▶ _Set problem_: Out of the lines below, please list those that hold the string "this".

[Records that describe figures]
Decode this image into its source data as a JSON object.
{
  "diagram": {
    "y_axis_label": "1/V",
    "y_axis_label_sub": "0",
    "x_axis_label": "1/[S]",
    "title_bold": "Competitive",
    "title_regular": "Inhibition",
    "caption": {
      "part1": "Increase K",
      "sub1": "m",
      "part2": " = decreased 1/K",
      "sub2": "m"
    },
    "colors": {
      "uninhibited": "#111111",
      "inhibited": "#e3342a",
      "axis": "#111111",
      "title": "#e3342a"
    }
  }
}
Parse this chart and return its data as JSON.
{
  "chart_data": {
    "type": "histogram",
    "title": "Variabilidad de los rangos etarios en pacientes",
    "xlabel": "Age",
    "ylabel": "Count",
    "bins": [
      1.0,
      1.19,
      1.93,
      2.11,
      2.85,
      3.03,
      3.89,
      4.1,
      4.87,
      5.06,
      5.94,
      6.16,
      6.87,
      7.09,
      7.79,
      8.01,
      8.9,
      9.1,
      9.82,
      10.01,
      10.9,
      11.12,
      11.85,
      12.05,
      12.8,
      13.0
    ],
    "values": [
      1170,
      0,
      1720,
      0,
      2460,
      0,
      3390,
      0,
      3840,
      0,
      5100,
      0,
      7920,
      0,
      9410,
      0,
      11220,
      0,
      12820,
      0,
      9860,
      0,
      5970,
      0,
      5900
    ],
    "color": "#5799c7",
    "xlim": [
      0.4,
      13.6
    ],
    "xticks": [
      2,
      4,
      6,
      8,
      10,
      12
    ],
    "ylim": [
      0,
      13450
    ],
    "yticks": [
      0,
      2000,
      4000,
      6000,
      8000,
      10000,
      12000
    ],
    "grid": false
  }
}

▶ _Exercise answer_:
Decode this image into its source data as a JSON object.
Parse this chart and return its data as JSON.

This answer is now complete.